• **Exercise details**
Transcribe every entry word for word, leaving out all images.

* begin Exercise material *

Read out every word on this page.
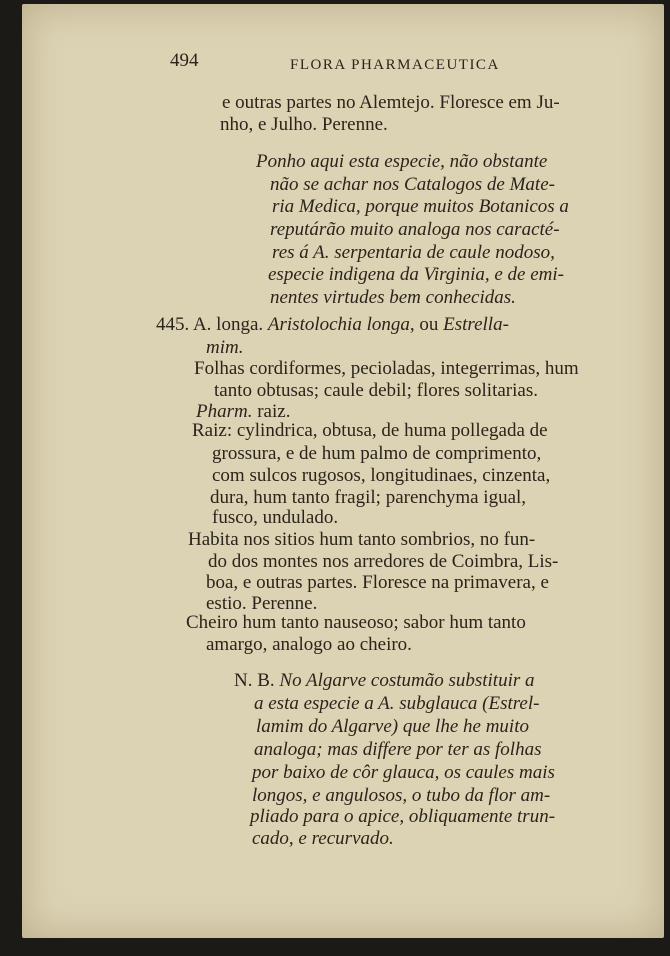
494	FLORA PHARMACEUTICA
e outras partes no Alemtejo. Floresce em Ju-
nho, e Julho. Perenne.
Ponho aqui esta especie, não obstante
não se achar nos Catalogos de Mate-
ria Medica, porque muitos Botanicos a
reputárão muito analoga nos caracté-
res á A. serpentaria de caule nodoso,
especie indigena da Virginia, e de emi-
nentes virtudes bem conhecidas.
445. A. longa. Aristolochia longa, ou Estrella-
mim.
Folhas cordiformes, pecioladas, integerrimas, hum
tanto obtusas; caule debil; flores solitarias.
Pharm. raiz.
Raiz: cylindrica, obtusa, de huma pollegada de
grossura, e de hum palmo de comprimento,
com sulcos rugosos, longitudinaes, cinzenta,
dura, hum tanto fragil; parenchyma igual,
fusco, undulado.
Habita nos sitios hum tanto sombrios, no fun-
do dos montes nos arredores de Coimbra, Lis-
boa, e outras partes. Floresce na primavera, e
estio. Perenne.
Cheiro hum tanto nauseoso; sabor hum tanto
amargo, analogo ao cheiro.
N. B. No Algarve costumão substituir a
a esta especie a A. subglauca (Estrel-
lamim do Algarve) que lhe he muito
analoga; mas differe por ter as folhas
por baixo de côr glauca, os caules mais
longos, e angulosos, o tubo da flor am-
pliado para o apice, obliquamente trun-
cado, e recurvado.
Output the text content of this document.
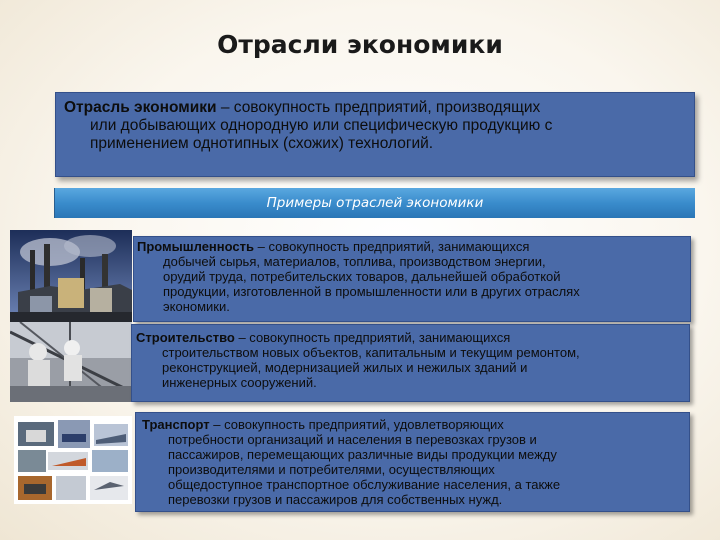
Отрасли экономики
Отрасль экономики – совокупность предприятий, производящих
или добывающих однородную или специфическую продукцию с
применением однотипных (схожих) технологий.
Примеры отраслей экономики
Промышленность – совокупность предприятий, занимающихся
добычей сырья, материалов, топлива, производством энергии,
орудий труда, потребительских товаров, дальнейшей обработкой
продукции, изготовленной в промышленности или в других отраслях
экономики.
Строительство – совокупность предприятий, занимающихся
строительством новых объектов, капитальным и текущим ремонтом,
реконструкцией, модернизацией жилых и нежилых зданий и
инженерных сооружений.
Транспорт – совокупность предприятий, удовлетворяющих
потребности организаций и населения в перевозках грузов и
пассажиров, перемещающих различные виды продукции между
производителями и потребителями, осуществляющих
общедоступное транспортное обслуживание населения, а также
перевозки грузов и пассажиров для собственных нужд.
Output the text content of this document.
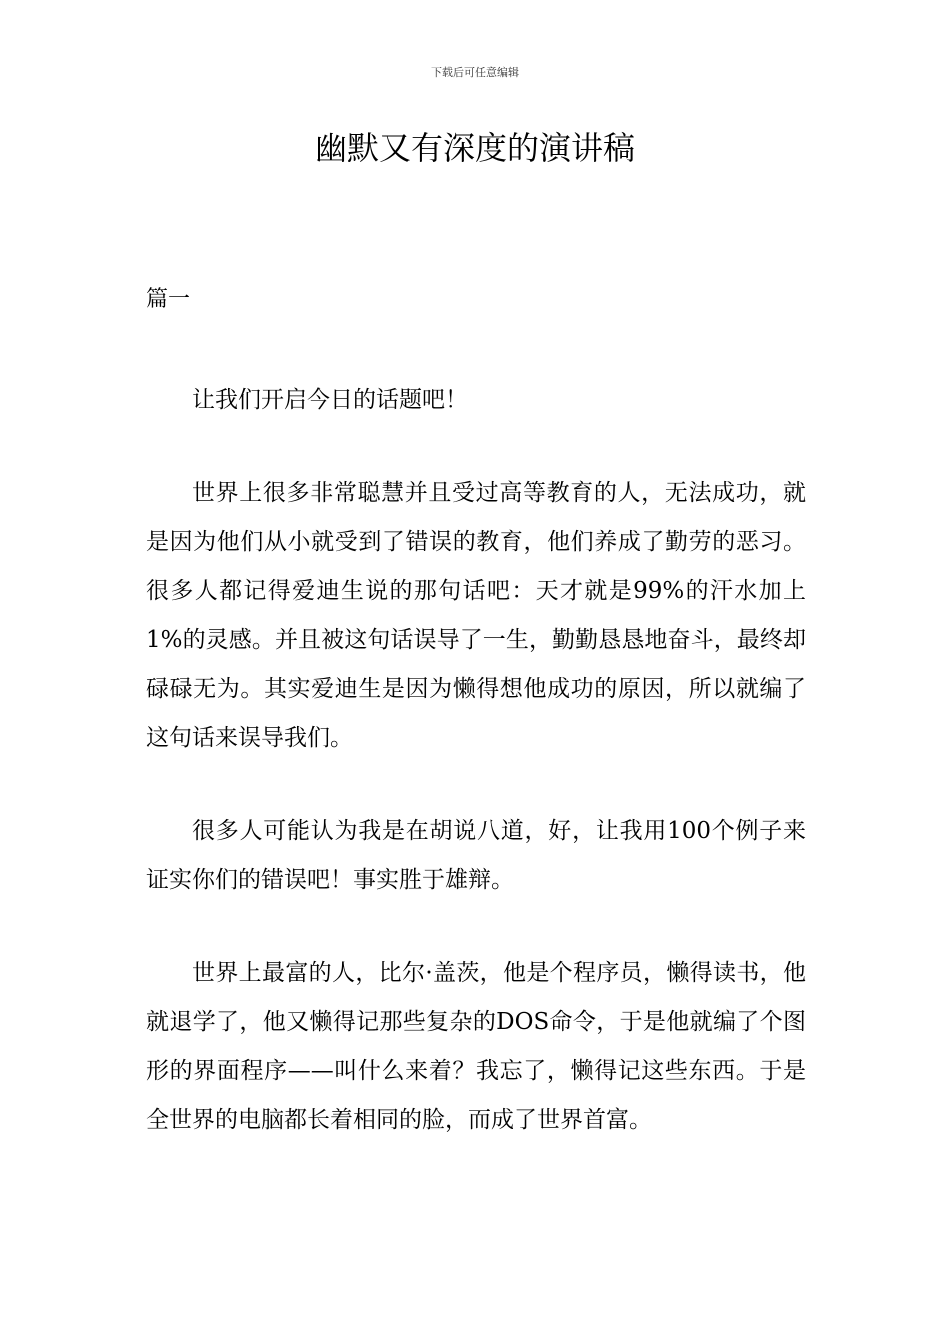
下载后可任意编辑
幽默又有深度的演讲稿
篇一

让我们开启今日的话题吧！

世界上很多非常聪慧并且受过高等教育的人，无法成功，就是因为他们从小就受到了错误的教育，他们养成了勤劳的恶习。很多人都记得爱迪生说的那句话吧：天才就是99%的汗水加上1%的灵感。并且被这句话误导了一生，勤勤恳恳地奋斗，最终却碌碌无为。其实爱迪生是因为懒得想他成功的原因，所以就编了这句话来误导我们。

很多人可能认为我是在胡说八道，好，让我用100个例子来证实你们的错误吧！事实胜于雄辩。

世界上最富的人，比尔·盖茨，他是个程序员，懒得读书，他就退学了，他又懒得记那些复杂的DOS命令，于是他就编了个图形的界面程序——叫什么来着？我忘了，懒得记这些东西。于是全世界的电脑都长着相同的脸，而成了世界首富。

* end Exercise material *

• **Completed task**
Read out every word on this page.
494	FLORA PHARMACEUTICA
e outras partes no Alemtejo. Floresce em Ju-
nho, e Julho. Perenne.
Ponho aqui esta especie, não obstante
não se achar nos Catalogos de Mate-
ria Medica, porque muitos Botanicos a
reputárão muito analoga nos caracté-
res á A. serpentaria de caule nodoso,
especie indigena da Virginia, e de emi-
nentes virtudes bem conhecidas.
445. A. longa. Aristolochia longa, ou Estrella-
mim.
Folhas cordiformes, pecioladas, integerrimas, hum
tanto obtusas; caule debil; flores solitarias.
Pharm. raiz.
Raiz: cylindrica, obtusa, de huma pollegada de
grossura, e de hum palmo de comprimento,
com sulcos rugosos, longitudinaes, cinzenta,
dura, hum tanto fragil; parenchyma igual,
fusco, undulado.
Habita nos sitios hum tanto sombrios, no fun-
do dos montes nos arredores de Coimbra, Lis-
boa, e outras partes. Floresce na primavera, e
estio. Perenne.
Cheiro hum tanto nauseoso; sabor hum tanto
amargo, analogo ao cheiro.
N. B. No Algarve costumão substituir a
a esta especie a A. subglauca (Estrel-
lamim do Algarve) que lhe he muito
analoga; mas differe por ter as folhas
por baixo de côr glauca, os caules mais
longos, e angulosos, o tubo da flor am-
pliado para o apice, obliquamente trun-
cado, e recurvado.
Output the text content of this document.
Отрасли экономики
Отрасль экономики – совокупность предприятий, производящих
или добывающих однородную или специфическую продукцию с
применением однотипных (схожих) технологий.
Примеры отраслей экономики
Промышленность – совокупность предприятий, занимающихся
добычей сырья, материалов, топлива, производством энергии,
орудий труда, потребительских товаров, дальнейшей обработкой
продукции, изготовленной в промышленности или в других отраслях
экономики.
Строительство – совокупность предприятий, занимающихся
строительством новых объектов, капитальным и текущим ремонтом,
реконструкцией, модернизацией жилых и нежилых зданий и
инженерных сооружений.
Транспорт – совокупность предприятий, удовлетворяющих
потребности организаций и населения в перевозках грузов и
пассажиров, перемещающих различные виды продукции между
производителями и потребителями, осуществляющих
общедоступное транспортное обслуживание населения, а также
перевозки грузов и пассажиров для собственных нужд.
Output the text content of this document.
下载后可任意编辑
幽默又有深度的演讲稿
篇一

让我们开启今日的话题吧！

世界上很多非常聪慧并且受过高等教育的人，无法成功，就是因为他们从小就受到了错误的教育，他们养成了勤劳的恶习。很多人都记得爱迪生说的那句话吧：天才就是99%的汗水加上1%的灵感。并且被这句话误导了一生，勤勤恳恳地奋斗，最终却碌碌无为。其实爱迪生是因为懒得想他成功的原因，所以就编了这句话来误导我们。

很多人可能认为我是在胡说八道，好，让我用100个例子来证实你们的错误吧！事实胜于雄辩。

世界上最富的人，比尔·盖茨，他是个程序员，懒得读书，他就退学了，他又懒得记那些复杂的DOS命令，于是他就编了个图形的界面程序——叫什么来着？我忘了，懒得记这些东西。于是全世界的电脑都长着相同的脸，而成了世界首富。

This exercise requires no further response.